▶ **Problem details**:
Restate exactly the lines below, from the one containing "Output a JSON" through the final line, and leave out the pictures.

[Records from a dataset]
____________________

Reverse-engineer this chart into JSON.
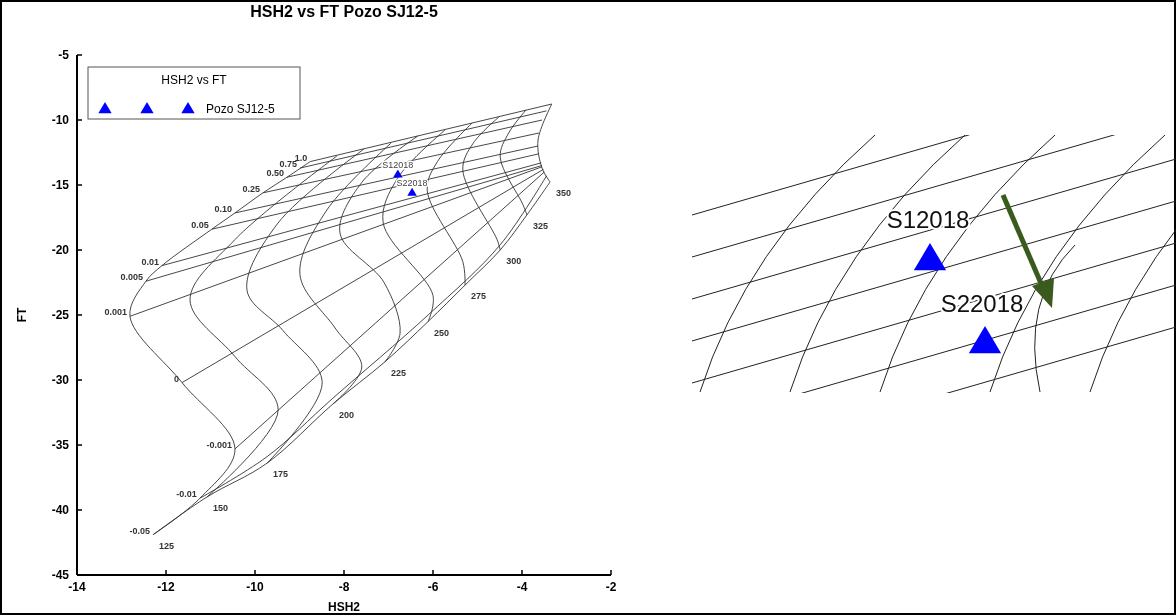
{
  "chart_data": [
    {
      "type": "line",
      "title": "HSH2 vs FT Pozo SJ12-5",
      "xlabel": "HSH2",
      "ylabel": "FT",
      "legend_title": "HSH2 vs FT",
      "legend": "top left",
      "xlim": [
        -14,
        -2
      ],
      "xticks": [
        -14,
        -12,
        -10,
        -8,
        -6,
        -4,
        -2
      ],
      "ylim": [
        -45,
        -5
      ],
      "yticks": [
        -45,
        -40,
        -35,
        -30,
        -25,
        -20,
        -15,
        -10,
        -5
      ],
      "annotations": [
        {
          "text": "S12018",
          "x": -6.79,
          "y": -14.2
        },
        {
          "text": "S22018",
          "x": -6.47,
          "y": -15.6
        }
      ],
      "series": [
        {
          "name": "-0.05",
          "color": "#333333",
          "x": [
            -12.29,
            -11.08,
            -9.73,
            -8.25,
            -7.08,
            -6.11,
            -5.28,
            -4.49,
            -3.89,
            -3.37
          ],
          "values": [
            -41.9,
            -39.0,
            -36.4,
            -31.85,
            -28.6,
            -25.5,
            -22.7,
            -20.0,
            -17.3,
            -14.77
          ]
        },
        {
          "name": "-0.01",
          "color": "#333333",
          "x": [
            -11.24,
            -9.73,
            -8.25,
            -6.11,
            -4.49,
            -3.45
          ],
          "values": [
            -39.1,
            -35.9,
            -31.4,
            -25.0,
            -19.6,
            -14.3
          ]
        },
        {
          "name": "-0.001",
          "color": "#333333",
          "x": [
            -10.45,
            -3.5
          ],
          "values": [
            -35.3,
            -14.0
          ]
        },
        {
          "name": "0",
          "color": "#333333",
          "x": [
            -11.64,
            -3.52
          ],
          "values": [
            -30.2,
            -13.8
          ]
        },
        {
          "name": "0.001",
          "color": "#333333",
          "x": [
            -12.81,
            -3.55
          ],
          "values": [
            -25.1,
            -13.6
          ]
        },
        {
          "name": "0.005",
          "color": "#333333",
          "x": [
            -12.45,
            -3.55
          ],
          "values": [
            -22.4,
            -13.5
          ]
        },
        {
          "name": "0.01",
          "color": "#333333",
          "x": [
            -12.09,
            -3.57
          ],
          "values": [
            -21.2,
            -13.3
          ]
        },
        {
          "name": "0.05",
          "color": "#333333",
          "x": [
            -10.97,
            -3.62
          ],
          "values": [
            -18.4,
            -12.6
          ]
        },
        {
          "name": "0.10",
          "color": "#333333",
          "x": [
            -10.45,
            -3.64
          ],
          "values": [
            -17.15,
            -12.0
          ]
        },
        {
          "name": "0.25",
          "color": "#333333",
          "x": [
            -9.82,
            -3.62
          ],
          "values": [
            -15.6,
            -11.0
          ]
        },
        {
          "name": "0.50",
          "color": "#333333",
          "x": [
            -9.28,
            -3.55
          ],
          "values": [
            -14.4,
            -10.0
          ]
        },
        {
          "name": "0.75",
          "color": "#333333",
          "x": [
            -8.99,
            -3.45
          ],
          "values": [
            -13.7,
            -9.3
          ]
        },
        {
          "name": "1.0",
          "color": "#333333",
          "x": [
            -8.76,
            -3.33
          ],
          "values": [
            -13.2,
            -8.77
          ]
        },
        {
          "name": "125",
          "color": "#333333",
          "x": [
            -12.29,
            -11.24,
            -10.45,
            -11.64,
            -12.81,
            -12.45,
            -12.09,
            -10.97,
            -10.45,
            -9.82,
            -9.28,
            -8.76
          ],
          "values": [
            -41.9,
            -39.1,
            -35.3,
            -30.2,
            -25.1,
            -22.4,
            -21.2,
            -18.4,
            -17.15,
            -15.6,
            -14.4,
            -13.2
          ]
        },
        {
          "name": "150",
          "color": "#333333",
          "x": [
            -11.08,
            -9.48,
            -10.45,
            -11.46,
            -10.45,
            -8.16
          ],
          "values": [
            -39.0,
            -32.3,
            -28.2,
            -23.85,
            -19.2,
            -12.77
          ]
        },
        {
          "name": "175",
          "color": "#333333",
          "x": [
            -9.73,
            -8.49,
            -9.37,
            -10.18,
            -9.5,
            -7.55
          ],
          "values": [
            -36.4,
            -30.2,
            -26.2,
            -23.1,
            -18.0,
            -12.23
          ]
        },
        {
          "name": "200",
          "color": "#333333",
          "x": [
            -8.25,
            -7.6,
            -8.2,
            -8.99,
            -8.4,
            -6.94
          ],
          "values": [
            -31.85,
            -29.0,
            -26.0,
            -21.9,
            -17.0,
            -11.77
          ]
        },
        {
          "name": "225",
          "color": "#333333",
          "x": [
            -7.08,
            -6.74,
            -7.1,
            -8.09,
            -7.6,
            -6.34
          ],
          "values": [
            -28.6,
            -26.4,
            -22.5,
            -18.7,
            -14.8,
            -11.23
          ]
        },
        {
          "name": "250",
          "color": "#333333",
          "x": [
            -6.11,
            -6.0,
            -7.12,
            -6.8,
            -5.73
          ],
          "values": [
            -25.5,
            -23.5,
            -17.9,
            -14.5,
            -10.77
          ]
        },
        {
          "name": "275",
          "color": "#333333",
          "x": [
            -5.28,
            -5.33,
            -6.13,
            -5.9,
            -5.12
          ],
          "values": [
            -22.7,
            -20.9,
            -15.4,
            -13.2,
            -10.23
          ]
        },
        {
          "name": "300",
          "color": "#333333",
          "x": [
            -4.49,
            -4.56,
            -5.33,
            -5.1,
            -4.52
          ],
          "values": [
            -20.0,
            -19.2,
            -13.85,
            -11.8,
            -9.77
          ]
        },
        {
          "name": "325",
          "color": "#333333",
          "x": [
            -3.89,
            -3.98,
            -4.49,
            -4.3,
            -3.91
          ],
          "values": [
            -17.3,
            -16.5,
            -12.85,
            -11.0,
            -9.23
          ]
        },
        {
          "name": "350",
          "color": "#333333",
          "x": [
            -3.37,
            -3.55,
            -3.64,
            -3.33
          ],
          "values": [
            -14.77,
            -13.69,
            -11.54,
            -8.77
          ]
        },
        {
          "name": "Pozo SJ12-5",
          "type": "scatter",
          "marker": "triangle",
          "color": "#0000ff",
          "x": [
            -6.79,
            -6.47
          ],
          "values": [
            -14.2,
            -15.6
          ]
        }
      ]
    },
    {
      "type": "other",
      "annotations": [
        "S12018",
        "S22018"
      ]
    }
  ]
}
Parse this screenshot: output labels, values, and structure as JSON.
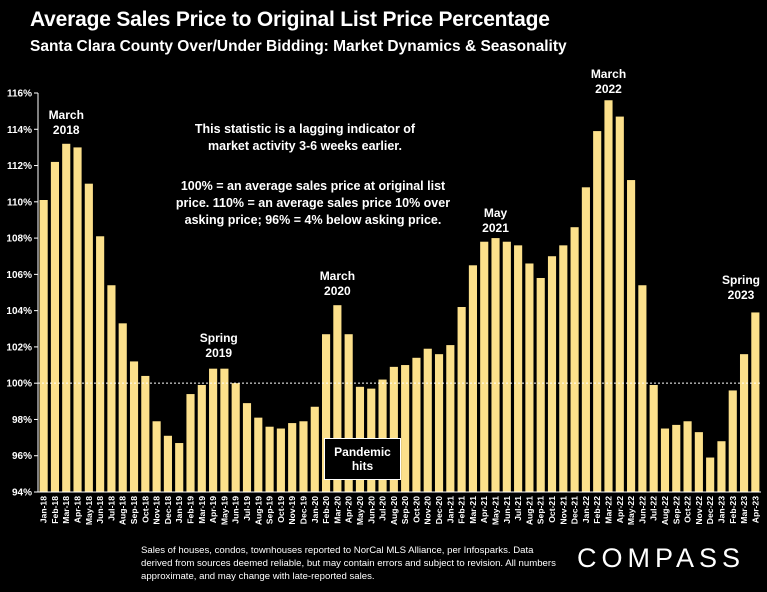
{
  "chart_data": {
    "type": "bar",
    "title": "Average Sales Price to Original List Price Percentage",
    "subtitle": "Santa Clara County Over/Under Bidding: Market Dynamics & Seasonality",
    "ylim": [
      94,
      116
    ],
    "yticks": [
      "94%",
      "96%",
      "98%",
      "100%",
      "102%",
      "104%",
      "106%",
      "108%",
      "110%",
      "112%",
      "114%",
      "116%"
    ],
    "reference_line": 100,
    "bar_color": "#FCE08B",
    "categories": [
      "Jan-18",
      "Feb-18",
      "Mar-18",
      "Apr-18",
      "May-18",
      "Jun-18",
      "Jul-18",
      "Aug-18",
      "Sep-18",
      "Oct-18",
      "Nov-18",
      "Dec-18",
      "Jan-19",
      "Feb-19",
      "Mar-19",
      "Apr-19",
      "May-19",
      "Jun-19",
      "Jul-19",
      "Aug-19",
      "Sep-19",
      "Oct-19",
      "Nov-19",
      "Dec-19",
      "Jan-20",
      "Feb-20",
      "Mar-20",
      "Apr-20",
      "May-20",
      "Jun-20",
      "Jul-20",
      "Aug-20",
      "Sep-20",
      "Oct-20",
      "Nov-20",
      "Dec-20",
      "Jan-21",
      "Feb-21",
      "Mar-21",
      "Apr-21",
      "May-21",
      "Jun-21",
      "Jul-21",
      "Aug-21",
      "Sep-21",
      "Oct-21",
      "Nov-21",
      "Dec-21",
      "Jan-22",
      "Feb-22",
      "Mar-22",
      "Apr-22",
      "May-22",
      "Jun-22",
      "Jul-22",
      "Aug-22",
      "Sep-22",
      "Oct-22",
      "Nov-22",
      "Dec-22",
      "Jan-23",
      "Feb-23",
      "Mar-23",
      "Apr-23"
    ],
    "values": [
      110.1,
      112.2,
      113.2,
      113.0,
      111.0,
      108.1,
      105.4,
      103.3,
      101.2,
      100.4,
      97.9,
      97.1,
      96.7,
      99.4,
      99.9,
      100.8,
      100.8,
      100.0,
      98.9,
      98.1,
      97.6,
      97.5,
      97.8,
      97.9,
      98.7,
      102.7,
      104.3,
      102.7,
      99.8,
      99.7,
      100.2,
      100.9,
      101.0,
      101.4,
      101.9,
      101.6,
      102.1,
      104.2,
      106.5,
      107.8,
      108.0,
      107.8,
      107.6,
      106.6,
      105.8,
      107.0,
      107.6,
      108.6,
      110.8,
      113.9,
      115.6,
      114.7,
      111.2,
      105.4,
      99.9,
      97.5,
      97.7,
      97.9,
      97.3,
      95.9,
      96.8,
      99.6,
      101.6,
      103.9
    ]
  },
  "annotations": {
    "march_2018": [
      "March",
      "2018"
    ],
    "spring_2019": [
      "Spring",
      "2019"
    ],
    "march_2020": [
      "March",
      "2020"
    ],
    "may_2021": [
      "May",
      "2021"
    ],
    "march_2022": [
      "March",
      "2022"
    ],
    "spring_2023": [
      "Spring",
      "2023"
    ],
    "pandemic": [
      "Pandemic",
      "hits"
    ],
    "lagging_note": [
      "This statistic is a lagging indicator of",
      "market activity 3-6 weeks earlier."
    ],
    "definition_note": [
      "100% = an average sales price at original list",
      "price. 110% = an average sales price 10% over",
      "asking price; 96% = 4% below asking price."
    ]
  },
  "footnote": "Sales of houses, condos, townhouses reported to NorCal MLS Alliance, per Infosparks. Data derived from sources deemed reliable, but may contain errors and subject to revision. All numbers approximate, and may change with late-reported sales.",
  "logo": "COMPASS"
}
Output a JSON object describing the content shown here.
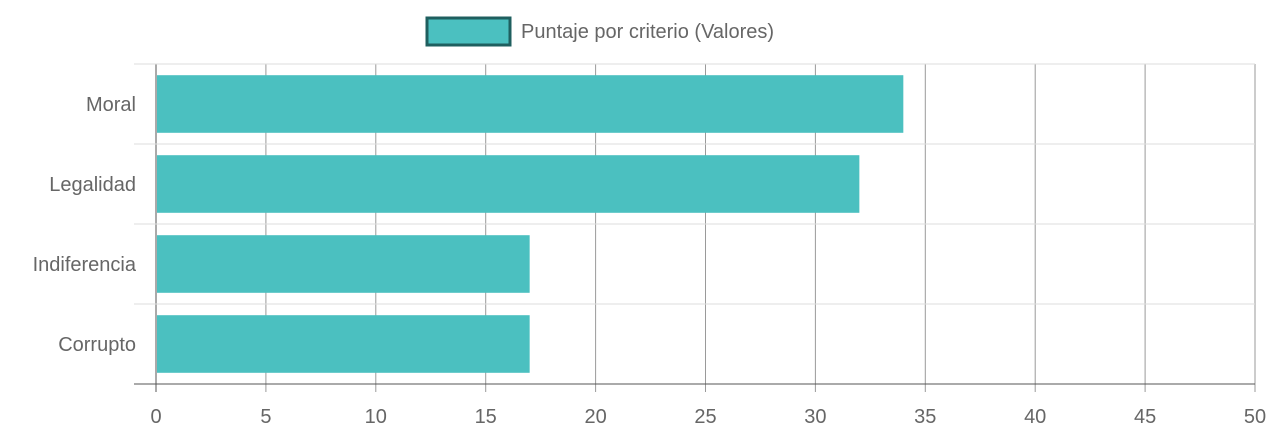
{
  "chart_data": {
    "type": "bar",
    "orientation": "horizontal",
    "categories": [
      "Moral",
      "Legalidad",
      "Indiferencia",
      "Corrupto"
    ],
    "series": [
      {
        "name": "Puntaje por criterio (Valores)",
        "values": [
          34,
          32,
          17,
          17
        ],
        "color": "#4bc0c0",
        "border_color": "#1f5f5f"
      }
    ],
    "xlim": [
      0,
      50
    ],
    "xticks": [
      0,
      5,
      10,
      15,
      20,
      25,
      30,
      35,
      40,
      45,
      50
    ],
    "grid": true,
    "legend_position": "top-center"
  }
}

____________________

▶ **Solution below**:
Output a JSON object describing the content shown here.
{
  "chart_data": {
    "type": "bar",
    "orientation": "horizontal",
    "categories": [
      "Moral",
      "Legalidad",
      "Indiferencia",
      "Corrupto"
    ],
    "series": [
      {
        "name": "Puntaje por criterio (Valores)",
        "values": [
          34,
          32,
          17,
          17
        ],
        "color": "#4bc0c0",
        "border_color": "#1f5f5f"
      }
    ],
    "xlim": [
      0,
      50
    ],
    "xticks": [
      0,
      5,
      10,
      15,
      20,
      25,
      30,
      35,
      40,
      45,
      50
    ],
    "grid": true,
    "legend_position": "top-center"
  }
}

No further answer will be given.